Items:
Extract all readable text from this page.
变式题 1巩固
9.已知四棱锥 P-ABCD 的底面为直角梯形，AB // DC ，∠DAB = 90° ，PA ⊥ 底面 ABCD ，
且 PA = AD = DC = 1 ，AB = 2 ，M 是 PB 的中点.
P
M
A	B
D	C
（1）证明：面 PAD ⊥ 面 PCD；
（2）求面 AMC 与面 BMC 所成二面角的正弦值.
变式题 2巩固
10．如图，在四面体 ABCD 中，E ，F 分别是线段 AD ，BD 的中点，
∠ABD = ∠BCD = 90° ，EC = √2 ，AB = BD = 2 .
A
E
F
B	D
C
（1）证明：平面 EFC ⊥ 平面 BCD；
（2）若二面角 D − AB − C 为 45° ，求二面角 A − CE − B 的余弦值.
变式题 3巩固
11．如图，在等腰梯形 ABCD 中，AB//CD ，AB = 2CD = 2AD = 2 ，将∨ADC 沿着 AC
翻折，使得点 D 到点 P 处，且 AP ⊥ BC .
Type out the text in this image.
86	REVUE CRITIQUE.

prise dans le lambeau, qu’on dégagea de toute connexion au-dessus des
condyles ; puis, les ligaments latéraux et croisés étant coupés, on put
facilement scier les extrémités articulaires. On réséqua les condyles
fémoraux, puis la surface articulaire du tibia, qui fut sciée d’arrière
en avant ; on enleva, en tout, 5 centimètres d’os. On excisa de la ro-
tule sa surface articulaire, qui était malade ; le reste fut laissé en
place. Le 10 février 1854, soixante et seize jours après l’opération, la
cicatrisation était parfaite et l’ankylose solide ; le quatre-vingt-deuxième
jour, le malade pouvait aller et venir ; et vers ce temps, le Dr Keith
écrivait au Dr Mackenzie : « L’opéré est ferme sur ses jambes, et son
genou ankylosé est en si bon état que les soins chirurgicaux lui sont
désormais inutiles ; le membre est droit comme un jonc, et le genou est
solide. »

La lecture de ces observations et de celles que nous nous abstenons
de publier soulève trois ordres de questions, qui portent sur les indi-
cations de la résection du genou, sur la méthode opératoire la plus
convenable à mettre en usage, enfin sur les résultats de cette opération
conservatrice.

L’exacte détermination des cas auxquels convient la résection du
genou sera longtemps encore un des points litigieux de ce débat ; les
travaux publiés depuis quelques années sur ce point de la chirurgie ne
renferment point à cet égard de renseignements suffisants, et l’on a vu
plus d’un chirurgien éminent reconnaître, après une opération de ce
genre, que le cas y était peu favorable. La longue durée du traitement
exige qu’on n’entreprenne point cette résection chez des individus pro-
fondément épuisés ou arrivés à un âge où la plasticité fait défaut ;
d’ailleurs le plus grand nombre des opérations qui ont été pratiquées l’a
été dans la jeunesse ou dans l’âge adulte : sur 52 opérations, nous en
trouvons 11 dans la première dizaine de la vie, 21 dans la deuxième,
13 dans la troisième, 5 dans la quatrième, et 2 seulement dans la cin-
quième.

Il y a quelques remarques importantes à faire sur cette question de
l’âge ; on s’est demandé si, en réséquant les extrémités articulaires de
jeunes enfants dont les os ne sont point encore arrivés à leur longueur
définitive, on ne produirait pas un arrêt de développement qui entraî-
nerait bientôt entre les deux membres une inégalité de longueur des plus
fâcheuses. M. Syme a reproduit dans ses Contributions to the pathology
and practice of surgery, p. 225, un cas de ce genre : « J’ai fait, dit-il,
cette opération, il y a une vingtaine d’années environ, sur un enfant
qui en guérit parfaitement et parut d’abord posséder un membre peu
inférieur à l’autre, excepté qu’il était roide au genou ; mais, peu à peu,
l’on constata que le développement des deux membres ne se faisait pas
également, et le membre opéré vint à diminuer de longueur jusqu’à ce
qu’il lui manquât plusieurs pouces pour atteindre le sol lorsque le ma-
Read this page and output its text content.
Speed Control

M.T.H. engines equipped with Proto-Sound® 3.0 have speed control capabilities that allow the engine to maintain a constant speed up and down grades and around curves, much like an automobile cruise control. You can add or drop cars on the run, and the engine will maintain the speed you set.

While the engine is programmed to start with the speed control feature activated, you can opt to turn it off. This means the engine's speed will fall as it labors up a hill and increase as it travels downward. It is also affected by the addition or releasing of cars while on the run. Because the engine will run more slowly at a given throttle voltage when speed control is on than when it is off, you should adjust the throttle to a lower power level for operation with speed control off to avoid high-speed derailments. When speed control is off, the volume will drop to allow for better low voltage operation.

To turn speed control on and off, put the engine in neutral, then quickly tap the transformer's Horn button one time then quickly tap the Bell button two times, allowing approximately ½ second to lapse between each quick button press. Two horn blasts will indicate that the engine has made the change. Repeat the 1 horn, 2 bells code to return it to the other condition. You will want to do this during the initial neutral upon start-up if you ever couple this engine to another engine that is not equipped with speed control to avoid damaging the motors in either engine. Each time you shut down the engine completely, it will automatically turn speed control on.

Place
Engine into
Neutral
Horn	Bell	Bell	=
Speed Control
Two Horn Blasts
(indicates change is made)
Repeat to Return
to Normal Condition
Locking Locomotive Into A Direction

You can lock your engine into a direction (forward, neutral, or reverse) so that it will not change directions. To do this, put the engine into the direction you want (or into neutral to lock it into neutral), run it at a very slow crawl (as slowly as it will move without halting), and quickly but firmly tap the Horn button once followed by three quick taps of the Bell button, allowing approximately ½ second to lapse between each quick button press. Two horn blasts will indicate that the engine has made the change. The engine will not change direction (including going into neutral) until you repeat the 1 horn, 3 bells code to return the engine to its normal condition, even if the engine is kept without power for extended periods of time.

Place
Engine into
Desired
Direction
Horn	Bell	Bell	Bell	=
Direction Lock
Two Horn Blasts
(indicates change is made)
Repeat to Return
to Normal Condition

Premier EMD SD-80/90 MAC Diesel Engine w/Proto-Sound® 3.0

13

What is being asked:
From the listing above, reproduce all the lines exactly.

Solution for this problem:
Extract all readable text from this page.
变式题 1巩固
9.已知四棱锥 P-ABCD 的底面为直角梯形，AB // DC ，∠DAB = 90° ，PA ⊥ 底面 ABCD ，
且 PA = AD = DC = 1 ，AB = 2 ，M 是 PB 的中点.
P
M
A	B
D	C
（1）证明：面 PAD ⊥ 面 PCD；
（2）求面 AMC 与面 BMC 所成二面角的正弦值.
变式题 2巩固
10．如图，在四面体 ABCD 中，E ，F 分别是线段 AD ，BD 的中点，
∠ABD = ∠BCD = 90° ，EC = √2 ，AB = BD = 2 .
A
E
F
B	D
C
（1）证明：平面 EFC ⊥ 平面 BCD；
（2）若二面角 D − AB − C 为 45° ，求二面角 A − CE − B 的余弦值.
变式题 3巩固
11．如图，在等腰梯形 ABCD 中，AB//CD ，AB = 2CD = 2AD = 2 ，将∨ADC 沿着 AC
翻折，使得点 D 到点 P 处，且 AP ⊥ BC .
Type out the text in this image.
86	REVUE CRITIQUE.

prise dans le lambeau, qu’on dégagea de toute connexion au-dessus des
condyles ; puis, les ligaments latéraux et croisés étant coupés, on put
facilement scier les extrémités articulaires. On réséqua les condyles
fémoraux, puis la surface articulaire du tibia, qui fut sciée d’arrière
en avant ; on enleva, en tout, 5 centimètres d’os. On excisa de la ro-
tule sa surface articulaire, qui était malade ; le reste fut laissé en
place. Le 10 février 1854, soixante et seize jours après l’opération, la
cicatrisation était parfaite et l’ankylose solide ; le quatre-vingt-deuxième
jour, le malade pouvait aller et venir ; et vers ce temps, le Dr Keith
écrivait au Dr Mackenzie : « L’opéré est ferme sur ses jambes, et son
genou ankylosé est en si bon état que les soins chirurgicaux lui sont
désormais inutiles ; le membre est droit comme un jonc, et le genou est
solide. »

La lecture de ces observations et de celles que nous nous abstenons
de publier soulève trois ordres de questions, qui portent sur les indi-
cations de la résection du genou, sur la méthode opératoire la plus
convenable à mettre en usage, enfin sur les résultats de cette opération
conservatrice.

L’exacte détermination des cas auxquels convient la résection du
genou sera longtemps encore un des points litigieux de ce débat ; les
travaux publiés depuis quelques années sur ce point de la chirurgie ne
renferment point à cet égard de renseignements suffisants, et l’on a vu
plus d’un chirurgien éminent reconnaître, après une opération de ce
genre, que le cas y était peu favorable. La longue durée du traitement
exige qu’on n’entreprenne point cette résection chez des individus pro-
fondément épuisés ou arrivés à un âge où la plasticité fait défaut ;
d’ailleurs le plus grand nombre des opérations qui ont été pratiquées l’a
été dans la jeunesse ou dans l’âge adulte : sur 52 opérations, nous en
trouvons 11 dans la première dizaine de la vie, 21 dans la deuxième,
13 dans la troisième, 5 dans la quatrième, et 2 seulement dans la cin-
quième.

Il y a quelques remarques importantes à faire sur cette question de
l’âge ; on s’est demandé si, en réséquant les extrémités articulaires de
jeunes enfants dont les os ne sont point encore arrivés à leur longueur
définitive, on ne produirait pas un arrêt de développement qui entraî-
nerait bientôt entre les deux membres une inégalité de longueur des plus
fâcheuses. M. Syme a reproduit dans ses Contributions to the pathology
and practice of surgery, p. 225, un cas de ce genre : « J’ai fait, dit-il,
cette opération, il y a une vingtaine d’années environ, sur un enfant
qui en guérit parfaitement et parut d’abord posséder un membre peu
inférieur à l’autre, excepté qu’il était roide au genou ; mais, peu à peu,
l’on constata que le développement des deux membres ne se faisait pas
également, et le membre opéré vint à diminuer de longueur jusqu’à ce
qu’il lui manquât plusieurs pouces pour atteindre le sol lorsque le ma-
Read this page and output its text content.
Speed Control

M.T.H. engines equipped with Proto-Sound® 3.0 have speed control capabilities that allow the engine to maintain a constant speed up and down grades and around curves, much like an automobile cruise control. You can add or drop cars on the run, and the engine will maintain the speed you set.

While the engine is programmed to start with the speed control feature activated, you can opt to turn it off. This means the engine's speed will fall as it labors up a hill and increase as it travels downward. It is also affected by the addition or releasing of cars while on the run. Because the engine will run more slowly at a given throttle voltage when speed control is on than when it is off, you should adjust the throttle to a lower power level for operation with speed control off to avoid high-speed derailments. When speed control is off, the volume will drop to allow for better low voltage operation.

To turn speed control on and off, put the engine in neutral, then quickly tap the transformer's Horn button one time then quickly tap the Bell button two times, allowing approximately ½ second to lapse between each quick button press. Two horn blasts will indicate that the engine has made the change. Repeat the 1 horn, 2 bells code to return it to the other condition. You will want to do this during the initial neutral upon start-up if you ever couple this engine to another engine that is not equipped with speed control to avoid damaging the motors in either engine. Each time you shut down the engine completely, it will automatically turn speed control on.

Place
Engine into
Neutral
Horn	Bell	Bell	=
Speed Control
Two Horn Blasts
(indicates change is made)
Repeat to Return
to Normal Condition
Locking Locomotive Into A Direction

You can lock your engine into a direction (forward, neutral, or reverse) so that it will not change directions. To do this, put the engine into the direction you want (or into neutral to lock it into neutral), run it at a very slow crawl (as slowly as it will move without halting), and quickly but firmly tap the Horn button once followed by three quick taps of the Bell button, allowing approximately ½ second to lapse between each quick button press. Two horn blasts will indicate that the engine has made the change. The engine will not change direction (including going into neutral) until you repeat the 1 horn, 3 bells code to return the engine to its normal condition, even if the engine is kept without power for extended periods of time.

Place
Engine into
Desired
Direction
Horn	Bell	Bell	Bell	=
Direction Lock
Two Horn Blasts
(indicates change is made)
Repeat to Return
to Normal Condition

Premier EMD SD-80/90 MAC Diesel Engine w/Proto-Sound® 3.0

13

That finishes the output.